--- Task description ---
Under this task are some entries; return every one of them exactly.
begin Record extracts
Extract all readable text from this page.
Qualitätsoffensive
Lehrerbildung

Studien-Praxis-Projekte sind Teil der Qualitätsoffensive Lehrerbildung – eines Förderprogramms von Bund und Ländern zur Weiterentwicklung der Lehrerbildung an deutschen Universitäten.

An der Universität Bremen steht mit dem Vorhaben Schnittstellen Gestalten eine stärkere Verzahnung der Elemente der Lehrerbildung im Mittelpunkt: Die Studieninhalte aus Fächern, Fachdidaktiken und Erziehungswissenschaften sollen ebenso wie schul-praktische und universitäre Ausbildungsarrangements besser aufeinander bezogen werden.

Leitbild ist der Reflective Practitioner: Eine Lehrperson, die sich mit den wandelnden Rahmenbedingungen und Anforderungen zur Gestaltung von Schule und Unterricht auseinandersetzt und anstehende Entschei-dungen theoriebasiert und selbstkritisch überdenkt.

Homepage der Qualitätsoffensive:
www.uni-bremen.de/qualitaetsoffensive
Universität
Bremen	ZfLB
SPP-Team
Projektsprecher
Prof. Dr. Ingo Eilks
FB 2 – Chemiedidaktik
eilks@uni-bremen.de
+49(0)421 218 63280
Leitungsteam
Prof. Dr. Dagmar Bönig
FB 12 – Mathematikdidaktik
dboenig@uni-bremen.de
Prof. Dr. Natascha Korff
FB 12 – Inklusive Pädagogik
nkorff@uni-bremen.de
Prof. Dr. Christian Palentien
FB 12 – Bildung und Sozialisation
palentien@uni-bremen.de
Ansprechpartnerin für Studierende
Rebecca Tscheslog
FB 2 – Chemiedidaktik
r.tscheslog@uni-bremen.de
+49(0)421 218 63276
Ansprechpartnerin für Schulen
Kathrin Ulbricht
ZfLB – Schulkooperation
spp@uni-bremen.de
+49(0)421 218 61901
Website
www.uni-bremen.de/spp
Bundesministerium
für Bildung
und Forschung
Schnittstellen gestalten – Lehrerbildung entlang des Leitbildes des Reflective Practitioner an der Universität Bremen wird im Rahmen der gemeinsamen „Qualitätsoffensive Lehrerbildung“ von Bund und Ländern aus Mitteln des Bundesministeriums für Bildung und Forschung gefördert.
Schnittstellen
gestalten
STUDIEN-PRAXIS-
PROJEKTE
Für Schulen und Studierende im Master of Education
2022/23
end Record extracts
--- Complete output ---
Extract all readable text from this page.
Qualitätsoffensive
Lehrerbildung

Studien-Praxis-Projekte sind Teil der Qualitätsoffensive Lehrerbildung – eines Förderprogramms von Bund und Ländern zur Weiterentwicklung der Lehrerbildung an deutschen Universitäten.

An der Universität Bremen steht mit dem Vorhaben Schnittstellen Gestalten eine stärkere Verzahnung der Elemente der Lehrerbildung im Mittelpunkt: Die Studieninhalte aus Fächern, Fachdidaktiken und Erziehungswissenschaften sollen ebenso wie schul-praktische und universitäre Ausbildungsarrangements besser aufeinander bezogen werden.

Leitbild ist der Reflective Practitioner: Eine Lehrperson, die sich mit den wandelnden Rahmenbedingungen und Anforderungen zur Gestaltung von Schule und Unterricht auseinandersetzt und anstehende Entschei-dungen theoriebasiert und selbstkritisch überdenkt.

Homepage der Qualitätsoffensive:
www.uni-bremen.de/qualitaetsoffensive
Universität
Bremen	ZfLB
SPP-Team
Projektsprecher
Prof. Dr. Ingo Eilks
FB 2 – Chemiedidaktik
eilks@uni-bremen.de
+49(0)421 218 63280
Leitungsteam
Prof. Dr. Dagmar Bönig
FB 12 – Mathematikdidaktik
dboenig@uni-bremen.de
Prof. Dr. Natascha Korff
FB 12 – Inklusive Pädagogik
nkorff@uni-bremen.de
Prof. Dr. Christian Palentien
FB 12 – Bildung und Sozialisation
palentien@uni-bremen.de
Ansprechpartnerin für Studierende
Rebecca Tscheslog
FB 2 – Chemiedidaktik
r.tscheslog@uni-bremen.de
+49(0)421 218 63276
Ansprechpartnerin für Schulen
Kathrin Ulbricht
ZfLB – Schulkooperation
spp@uni-bremen.de
+49(0)421 218 61901
Website
www.uni-bremen.de/spp
Bundesministerium
für Bildung
und Forschung
Schnittstellen gestalten – Lehrerbildung entlang des Leitbildes des Reflective Practitioner an der Universität Bremen wird im Rahmen der gemeinsamen „Qualitätsoffensive Lehrerbildung“ von Bund und Ländern aus Mitteln des Bundesministeriums für Bildung und Forschung gefördert.
Schnittstellen
gestalten
STUDIEN-PRAXIS-
PROJEKTE
Für Schulen und Studierende im Master of Education
2022/23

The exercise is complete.